**Task input**

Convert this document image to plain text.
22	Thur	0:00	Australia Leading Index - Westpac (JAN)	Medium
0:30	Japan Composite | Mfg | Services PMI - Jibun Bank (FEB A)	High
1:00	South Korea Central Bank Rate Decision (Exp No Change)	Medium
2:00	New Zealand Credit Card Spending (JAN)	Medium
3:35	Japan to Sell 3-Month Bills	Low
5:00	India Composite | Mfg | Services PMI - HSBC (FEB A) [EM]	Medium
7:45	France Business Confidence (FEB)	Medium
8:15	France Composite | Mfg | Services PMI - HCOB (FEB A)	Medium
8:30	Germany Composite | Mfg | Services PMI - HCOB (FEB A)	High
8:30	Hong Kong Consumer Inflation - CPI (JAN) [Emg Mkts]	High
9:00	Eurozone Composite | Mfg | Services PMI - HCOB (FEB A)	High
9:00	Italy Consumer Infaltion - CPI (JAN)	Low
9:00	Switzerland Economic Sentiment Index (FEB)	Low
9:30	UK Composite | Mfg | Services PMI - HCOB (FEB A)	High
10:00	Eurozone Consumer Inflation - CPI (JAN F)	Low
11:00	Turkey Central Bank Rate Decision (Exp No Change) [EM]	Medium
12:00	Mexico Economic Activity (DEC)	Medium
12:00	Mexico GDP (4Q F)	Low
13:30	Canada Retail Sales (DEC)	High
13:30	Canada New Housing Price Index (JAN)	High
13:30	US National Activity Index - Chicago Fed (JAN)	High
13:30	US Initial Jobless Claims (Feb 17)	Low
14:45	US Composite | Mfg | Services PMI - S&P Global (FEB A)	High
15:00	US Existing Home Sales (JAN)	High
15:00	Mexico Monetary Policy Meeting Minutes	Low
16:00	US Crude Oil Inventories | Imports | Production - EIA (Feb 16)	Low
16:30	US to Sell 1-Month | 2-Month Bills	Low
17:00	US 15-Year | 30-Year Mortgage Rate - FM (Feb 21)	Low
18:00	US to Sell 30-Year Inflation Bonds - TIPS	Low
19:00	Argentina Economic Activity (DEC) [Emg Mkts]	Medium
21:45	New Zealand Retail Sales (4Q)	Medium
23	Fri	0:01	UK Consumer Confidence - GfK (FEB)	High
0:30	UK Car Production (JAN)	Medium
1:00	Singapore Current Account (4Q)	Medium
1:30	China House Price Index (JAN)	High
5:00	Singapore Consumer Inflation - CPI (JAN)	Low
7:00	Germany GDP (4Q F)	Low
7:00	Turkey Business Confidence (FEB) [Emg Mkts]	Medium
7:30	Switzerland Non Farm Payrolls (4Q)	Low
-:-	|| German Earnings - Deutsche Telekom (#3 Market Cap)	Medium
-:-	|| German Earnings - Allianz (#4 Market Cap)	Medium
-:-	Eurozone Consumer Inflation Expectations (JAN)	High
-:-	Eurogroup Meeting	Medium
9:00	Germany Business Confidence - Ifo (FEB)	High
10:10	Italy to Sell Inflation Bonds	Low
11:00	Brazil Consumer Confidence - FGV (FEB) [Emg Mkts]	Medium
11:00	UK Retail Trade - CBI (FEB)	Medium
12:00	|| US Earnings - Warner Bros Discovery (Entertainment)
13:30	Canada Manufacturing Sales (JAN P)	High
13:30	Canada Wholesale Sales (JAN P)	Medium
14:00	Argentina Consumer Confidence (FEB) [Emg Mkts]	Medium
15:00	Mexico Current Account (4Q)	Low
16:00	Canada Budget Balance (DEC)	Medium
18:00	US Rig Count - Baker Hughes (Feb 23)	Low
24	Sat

**Objective**
Look through the entries and find each line that has the string "Canada". Copy those lines.

**The result**
13:30	Canada Retail Sales (DEC)	High
13:30	Canada New Housing Price Index (JAN)	High
13:30	Canada Manufacturing Sales (JAN P)	High
13:30	Canada Wholesale Sales (JAN P)	Medium
16:00	Canada Budget Balance (DEC)	Medium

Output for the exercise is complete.